[start]

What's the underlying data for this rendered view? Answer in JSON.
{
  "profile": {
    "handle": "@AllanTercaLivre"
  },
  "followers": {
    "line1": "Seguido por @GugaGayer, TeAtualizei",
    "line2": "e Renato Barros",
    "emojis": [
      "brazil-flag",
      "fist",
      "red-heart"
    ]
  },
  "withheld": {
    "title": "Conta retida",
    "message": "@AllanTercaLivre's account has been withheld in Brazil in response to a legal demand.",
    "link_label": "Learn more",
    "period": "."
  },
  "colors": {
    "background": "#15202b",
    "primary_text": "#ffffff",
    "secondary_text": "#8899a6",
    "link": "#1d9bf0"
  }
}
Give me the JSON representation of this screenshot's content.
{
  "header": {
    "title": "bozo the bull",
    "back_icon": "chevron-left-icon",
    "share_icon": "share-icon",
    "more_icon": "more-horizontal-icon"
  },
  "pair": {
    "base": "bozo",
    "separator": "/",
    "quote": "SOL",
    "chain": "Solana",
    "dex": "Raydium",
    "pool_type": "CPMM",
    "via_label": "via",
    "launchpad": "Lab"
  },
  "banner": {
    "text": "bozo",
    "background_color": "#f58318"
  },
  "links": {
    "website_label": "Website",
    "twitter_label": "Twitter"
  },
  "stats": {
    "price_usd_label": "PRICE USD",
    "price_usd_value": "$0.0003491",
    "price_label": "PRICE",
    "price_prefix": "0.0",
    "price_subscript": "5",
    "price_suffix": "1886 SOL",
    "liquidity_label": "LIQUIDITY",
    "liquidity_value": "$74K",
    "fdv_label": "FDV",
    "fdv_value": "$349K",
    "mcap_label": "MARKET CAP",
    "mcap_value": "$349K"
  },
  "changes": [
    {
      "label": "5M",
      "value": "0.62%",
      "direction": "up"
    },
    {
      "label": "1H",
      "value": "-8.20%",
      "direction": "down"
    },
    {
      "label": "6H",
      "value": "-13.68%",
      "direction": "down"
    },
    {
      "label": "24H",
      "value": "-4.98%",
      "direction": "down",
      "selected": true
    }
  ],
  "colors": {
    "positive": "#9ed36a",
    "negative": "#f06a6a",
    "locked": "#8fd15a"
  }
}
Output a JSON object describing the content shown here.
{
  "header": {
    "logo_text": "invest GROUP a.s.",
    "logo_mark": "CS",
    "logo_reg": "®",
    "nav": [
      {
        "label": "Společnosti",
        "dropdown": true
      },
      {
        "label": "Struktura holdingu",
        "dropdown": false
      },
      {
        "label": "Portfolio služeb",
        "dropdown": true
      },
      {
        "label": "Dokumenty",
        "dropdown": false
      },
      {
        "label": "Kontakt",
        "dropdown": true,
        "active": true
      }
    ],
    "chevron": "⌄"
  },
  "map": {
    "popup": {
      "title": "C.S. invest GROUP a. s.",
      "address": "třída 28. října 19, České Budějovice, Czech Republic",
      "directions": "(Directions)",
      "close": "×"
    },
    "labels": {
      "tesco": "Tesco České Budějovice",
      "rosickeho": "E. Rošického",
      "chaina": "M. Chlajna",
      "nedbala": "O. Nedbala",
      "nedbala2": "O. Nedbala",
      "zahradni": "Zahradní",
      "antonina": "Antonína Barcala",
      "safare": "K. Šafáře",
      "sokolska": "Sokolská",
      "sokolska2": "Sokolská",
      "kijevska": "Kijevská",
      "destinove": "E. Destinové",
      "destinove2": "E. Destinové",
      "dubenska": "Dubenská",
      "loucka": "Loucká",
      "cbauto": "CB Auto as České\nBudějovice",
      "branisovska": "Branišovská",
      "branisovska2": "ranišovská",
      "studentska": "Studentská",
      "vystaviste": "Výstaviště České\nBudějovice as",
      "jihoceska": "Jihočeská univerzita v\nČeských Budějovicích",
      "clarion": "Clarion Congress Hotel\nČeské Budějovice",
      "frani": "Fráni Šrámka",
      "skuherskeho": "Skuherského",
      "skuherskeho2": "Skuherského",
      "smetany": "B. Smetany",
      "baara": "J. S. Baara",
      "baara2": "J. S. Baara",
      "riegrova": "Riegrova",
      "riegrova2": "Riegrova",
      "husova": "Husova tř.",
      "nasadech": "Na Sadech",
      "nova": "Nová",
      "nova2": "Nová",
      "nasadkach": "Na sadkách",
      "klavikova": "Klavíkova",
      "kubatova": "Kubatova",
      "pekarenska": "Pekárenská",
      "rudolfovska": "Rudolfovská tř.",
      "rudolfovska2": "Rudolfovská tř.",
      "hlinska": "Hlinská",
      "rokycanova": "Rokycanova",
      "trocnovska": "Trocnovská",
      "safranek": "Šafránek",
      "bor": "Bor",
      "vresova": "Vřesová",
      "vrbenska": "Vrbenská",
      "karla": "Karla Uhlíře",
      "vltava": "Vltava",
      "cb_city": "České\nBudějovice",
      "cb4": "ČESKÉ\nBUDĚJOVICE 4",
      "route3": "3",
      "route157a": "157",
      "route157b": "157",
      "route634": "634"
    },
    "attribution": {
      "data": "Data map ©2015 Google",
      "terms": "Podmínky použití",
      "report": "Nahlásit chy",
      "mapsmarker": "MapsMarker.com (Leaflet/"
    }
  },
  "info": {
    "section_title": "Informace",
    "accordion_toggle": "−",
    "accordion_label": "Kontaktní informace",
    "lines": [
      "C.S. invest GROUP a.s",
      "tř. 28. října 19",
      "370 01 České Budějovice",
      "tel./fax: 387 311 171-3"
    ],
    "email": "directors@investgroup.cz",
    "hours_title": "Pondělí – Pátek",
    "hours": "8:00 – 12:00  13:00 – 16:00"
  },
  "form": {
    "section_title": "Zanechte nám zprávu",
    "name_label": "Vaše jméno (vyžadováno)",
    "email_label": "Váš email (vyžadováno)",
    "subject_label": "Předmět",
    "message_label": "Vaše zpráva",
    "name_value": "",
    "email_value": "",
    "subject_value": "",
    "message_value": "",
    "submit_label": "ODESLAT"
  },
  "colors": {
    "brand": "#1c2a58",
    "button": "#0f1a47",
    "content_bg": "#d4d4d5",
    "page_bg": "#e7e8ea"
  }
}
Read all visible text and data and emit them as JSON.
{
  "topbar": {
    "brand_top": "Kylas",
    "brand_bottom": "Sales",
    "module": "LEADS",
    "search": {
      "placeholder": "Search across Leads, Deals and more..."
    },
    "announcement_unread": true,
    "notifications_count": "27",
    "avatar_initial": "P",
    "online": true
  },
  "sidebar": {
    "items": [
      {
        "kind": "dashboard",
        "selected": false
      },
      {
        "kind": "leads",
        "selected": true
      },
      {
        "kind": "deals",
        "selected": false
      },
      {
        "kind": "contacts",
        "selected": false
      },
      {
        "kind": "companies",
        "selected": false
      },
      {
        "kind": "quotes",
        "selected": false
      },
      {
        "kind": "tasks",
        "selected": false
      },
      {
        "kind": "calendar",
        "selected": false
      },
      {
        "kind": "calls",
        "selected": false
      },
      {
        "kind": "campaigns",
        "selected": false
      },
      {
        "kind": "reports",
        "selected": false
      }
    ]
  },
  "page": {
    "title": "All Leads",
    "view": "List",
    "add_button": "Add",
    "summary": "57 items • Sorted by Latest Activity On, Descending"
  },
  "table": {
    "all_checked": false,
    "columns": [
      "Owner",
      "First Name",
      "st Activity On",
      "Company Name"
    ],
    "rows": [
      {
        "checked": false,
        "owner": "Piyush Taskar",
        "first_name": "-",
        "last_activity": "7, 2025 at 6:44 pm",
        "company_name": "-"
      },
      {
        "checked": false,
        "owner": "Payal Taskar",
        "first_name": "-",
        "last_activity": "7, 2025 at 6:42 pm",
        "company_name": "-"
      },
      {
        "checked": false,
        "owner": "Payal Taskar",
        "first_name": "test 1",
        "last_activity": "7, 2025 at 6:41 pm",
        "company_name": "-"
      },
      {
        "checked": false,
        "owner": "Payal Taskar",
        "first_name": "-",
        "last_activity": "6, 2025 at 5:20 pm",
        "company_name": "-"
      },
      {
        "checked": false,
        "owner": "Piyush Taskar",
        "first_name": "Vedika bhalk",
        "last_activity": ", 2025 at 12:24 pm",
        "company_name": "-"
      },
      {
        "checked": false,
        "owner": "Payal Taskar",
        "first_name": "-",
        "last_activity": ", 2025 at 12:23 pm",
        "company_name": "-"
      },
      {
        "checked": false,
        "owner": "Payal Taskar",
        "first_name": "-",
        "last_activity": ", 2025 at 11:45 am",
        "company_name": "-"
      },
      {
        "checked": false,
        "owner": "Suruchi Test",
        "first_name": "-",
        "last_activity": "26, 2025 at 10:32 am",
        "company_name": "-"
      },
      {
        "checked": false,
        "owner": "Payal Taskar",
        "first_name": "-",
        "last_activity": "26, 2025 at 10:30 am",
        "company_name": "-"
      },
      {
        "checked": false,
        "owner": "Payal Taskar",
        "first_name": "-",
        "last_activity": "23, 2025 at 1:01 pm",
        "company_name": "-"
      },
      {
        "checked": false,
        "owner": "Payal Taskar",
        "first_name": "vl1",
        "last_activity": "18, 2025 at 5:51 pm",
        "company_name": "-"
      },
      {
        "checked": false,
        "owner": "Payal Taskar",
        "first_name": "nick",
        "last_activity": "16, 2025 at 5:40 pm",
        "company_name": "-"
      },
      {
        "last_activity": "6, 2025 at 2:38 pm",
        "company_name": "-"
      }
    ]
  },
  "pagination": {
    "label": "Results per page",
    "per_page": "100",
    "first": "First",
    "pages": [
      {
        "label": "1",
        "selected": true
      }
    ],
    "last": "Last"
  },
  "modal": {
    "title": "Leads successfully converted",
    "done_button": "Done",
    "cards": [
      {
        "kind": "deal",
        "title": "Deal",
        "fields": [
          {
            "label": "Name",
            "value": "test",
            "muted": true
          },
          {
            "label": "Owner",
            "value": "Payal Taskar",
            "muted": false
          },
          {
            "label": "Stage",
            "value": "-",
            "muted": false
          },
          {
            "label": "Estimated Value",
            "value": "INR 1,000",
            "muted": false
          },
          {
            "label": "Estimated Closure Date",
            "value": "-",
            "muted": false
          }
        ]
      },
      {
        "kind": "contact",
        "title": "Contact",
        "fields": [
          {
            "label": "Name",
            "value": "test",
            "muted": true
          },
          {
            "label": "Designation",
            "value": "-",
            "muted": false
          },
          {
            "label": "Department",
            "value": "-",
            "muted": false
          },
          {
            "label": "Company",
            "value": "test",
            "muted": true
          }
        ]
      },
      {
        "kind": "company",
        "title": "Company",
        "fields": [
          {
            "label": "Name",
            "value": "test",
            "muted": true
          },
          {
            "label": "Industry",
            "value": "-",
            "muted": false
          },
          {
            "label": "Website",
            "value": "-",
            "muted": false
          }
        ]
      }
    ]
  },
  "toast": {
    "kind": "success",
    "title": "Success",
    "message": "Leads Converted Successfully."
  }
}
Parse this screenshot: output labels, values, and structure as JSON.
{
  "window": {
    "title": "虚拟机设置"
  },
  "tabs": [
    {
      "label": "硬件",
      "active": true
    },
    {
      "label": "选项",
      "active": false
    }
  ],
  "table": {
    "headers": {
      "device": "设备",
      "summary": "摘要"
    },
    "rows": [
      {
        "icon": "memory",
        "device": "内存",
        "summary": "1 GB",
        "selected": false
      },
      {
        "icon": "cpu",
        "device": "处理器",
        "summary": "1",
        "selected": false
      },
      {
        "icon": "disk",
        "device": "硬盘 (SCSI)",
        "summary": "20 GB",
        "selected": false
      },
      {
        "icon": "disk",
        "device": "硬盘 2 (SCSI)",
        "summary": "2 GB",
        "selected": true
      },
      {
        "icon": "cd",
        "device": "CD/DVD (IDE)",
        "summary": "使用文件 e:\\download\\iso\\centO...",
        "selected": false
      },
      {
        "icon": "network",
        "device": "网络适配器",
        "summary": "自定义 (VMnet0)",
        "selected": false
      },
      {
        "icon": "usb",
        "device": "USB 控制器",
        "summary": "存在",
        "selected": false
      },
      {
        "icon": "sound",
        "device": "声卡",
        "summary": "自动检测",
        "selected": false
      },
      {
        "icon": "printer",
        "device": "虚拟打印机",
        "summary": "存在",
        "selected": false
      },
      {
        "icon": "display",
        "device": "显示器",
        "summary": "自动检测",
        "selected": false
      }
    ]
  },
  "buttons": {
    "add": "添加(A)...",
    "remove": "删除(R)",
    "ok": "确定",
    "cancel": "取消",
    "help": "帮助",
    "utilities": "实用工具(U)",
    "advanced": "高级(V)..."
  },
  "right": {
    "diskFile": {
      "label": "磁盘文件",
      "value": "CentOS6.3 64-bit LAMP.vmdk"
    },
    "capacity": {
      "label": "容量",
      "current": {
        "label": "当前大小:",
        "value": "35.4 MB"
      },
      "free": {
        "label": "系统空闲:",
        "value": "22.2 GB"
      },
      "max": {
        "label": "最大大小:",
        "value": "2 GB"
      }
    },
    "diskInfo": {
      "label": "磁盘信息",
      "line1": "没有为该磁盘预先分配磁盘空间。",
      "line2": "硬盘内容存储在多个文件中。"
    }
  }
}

[end]

What to produce.
List every line above that contains the word "října".

Exercise answer.
      "address": "třída 28. října 19, České Budějovice, Czech Republic",
      "tř. 28. října 19",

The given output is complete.